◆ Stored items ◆
━━━━━━━━━━━━━━━━━━━━
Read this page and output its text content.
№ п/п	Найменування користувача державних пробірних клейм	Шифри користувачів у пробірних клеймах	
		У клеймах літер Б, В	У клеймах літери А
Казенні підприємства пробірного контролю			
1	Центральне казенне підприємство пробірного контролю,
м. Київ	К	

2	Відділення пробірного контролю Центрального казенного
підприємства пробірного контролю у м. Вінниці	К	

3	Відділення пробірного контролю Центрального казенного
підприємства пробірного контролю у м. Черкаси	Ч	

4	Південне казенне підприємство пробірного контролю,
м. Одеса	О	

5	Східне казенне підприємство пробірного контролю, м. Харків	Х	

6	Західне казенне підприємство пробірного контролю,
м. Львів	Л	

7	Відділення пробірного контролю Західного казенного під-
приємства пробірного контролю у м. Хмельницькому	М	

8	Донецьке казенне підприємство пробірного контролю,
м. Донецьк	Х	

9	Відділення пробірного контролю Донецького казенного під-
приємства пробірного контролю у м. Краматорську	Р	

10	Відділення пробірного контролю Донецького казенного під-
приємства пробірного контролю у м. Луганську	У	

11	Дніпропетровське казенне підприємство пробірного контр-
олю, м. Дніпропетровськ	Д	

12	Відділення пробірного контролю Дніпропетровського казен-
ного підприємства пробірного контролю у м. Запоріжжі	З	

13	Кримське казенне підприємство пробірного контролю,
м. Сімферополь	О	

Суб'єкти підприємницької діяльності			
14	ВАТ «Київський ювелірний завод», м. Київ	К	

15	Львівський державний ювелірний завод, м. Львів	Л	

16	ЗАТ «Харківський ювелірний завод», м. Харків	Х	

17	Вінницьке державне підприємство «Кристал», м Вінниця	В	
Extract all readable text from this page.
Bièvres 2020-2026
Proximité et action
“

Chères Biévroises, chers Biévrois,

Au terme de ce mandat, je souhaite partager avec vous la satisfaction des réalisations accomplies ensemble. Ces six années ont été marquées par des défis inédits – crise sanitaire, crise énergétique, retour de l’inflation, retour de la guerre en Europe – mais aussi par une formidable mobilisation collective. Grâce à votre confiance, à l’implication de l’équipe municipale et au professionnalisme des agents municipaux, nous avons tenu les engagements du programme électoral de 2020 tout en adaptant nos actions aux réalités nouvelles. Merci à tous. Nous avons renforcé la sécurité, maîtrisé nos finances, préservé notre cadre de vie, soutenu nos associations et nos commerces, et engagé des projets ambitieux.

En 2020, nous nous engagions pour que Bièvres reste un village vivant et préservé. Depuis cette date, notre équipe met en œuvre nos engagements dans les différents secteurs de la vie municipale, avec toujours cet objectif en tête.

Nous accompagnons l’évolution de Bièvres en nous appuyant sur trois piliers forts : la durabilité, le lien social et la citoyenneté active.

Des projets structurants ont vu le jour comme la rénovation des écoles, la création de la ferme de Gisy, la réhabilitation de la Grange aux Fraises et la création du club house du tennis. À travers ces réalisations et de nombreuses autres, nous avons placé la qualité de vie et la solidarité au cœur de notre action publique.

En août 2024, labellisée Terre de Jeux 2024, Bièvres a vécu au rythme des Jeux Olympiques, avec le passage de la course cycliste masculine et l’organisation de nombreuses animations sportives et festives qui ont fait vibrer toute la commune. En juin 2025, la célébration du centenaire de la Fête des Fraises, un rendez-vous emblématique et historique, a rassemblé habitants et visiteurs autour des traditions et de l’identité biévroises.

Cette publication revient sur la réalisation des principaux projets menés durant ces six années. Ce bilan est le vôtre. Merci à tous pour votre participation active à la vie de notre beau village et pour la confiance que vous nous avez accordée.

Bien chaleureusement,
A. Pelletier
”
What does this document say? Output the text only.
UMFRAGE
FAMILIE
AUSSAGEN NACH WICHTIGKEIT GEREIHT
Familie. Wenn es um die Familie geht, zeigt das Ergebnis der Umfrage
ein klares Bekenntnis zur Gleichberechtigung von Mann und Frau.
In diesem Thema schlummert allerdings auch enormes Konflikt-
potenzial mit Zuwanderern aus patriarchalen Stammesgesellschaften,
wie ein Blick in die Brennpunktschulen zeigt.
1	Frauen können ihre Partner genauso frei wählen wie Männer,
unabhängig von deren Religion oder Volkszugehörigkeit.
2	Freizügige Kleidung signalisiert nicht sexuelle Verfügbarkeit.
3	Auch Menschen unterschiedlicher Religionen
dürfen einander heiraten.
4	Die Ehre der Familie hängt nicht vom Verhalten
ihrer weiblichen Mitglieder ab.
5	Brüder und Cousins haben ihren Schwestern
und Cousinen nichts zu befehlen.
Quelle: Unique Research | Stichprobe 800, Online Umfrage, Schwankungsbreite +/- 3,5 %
━━━━━━━━━━━━━━━━━━━━
◆ WORK TO BE COMPLETED ◆
All lines that include "village" are to be gathered and copied.

◆ EXERCISE SOLUTION ◆
En 2020, nous nous engagions pour que Bièvres reste un village vivant et préservé. Depuis cette date, notre équipe met en œuvre nos engagements dans les différents secteurs de la vie municipale, avec toujours cet objectif en tête.
Cette publication revient sur la réalisation des principaux projets menés durant ces six années. Ce bilan est le vôtre. Merci à tous pour votre participation active à la vie de notre beau village et pour la confiance que vous nous avez accordée.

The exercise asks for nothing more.